[Written problem] Filter the entries below, keeping only lines with the word "JSON".

[Entries shown]
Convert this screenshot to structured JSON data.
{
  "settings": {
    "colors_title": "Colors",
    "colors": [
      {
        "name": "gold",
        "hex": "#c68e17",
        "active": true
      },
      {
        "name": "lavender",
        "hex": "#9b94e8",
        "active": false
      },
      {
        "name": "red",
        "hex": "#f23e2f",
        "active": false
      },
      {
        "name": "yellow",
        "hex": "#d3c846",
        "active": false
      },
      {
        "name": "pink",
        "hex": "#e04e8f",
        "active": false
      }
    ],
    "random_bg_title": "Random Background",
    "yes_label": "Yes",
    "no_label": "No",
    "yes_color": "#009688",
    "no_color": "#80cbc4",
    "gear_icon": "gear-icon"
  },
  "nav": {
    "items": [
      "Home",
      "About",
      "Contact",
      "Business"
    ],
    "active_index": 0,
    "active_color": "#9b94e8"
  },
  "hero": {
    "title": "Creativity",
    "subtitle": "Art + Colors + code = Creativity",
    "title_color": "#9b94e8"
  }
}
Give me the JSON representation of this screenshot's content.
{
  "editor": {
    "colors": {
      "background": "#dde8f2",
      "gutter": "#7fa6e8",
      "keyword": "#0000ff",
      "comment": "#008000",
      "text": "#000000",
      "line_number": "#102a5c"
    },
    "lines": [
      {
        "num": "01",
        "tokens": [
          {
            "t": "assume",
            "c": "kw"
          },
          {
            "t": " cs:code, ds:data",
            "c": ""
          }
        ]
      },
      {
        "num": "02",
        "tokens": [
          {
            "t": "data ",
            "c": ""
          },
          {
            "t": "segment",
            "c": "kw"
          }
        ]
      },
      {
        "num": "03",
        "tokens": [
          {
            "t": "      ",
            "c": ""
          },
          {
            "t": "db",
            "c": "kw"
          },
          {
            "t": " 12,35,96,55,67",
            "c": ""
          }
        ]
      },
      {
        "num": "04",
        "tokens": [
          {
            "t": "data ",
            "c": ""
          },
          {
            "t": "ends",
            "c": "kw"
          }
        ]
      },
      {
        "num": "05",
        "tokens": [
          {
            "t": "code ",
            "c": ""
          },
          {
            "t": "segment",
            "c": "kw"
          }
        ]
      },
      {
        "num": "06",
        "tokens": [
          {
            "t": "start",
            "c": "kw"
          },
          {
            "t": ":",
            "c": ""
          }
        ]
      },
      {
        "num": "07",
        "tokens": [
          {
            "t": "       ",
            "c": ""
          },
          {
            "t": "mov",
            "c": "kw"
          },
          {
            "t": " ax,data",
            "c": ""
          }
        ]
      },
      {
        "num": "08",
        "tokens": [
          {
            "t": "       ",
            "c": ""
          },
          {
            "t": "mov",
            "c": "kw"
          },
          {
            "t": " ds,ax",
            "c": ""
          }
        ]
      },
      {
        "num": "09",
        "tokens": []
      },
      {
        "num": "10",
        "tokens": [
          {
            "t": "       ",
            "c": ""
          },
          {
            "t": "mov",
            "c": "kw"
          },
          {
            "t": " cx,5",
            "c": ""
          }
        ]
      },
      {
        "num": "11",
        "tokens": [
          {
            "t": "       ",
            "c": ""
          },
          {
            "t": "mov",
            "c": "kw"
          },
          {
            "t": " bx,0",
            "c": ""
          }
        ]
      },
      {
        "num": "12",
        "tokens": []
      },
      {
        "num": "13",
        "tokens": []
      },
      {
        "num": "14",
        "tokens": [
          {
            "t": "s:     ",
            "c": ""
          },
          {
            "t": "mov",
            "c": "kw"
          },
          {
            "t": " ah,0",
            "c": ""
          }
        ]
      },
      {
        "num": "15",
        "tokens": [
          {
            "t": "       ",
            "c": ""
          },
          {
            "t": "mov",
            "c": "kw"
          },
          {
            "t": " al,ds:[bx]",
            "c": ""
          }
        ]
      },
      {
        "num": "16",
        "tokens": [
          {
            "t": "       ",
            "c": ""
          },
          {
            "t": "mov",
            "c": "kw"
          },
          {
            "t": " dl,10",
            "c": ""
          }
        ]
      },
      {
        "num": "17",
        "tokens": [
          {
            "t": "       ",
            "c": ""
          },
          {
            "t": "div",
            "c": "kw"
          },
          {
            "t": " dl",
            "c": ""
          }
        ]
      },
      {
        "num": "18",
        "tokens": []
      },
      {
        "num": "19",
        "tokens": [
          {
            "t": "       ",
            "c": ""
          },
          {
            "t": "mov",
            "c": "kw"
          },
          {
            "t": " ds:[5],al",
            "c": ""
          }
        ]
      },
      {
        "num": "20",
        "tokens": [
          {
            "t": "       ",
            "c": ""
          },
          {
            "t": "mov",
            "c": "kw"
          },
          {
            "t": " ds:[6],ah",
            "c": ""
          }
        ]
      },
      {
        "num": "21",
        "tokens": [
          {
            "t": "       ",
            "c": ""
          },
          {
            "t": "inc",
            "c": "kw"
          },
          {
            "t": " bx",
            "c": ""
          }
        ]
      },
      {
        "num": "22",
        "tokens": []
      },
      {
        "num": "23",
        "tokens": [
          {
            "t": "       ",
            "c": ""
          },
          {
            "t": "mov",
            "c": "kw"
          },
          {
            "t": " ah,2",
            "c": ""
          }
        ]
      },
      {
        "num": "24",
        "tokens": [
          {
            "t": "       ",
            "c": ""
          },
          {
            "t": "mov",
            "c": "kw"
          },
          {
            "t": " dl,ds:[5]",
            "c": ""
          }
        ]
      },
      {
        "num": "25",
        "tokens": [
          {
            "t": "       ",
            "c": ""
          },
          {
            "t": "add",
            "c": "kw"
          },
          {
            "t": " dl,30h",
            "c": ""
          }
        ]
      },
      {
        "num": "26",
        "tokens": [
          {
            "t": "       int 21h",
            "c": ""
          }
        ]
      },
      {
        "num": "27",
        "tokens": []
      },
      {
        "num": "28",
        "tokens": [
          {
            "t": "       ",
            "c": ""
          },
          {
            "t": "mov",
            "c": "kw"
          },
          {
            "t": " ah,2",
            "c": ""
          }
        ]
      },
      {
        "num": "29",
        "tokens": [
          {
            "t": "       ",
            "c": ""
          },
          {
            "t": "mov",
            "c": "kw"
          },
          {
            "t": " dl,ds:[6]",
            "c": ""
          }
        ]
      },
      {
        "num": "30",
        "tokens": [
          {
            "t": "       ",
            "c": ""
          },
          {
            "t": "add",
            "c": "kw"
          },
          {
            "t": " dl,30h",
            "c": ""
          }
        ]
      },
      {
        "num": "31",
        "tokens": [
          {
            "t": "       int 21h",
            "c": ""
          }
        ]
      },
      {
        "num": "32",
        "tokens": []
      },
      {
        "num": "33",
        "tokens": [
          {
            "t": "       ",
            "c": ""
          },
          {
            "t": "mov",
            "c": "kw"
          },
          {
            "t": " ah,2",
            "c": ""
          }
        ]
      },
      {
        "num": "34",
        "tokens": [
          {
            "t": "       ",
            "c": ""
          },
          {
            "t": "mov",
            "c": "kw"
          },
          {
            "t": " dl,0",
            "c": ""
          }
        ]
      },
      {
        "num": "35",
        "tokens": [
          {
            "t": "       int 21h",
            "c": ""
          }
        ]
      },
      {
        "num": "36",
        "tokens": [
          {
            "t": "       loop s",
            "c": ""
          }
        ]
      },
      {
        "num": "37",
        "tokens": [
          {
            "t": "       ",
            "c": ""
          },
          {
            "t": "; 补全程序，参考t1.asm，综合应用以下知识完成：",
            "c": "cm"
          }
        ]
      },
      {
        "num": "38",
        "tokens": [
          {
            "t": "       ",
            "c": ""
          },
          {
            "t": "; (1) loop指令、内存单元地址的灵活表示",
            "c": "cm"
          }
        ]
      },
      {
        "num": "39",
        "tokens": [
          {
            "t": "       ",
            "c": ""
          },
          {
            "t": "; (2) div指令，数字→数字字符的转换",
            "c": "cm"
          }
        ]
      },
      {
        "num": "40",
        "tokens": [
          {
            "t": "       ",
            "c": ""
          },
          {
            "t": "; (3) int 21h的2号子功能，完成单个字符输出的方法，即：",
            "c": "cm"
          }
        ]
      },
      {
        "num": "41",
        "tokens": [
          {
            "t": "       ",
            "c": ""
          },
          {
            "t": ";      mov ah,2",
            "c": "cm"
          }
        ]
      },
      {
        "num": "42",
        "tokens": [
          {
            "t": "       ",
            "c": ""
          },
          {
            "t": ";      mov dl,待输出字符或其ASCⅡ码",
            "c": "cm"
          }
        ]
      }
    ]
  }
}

[Expected answer]
Convert this screenshot to structured JSON data.
Give me the JSON representation of this screenshot's content.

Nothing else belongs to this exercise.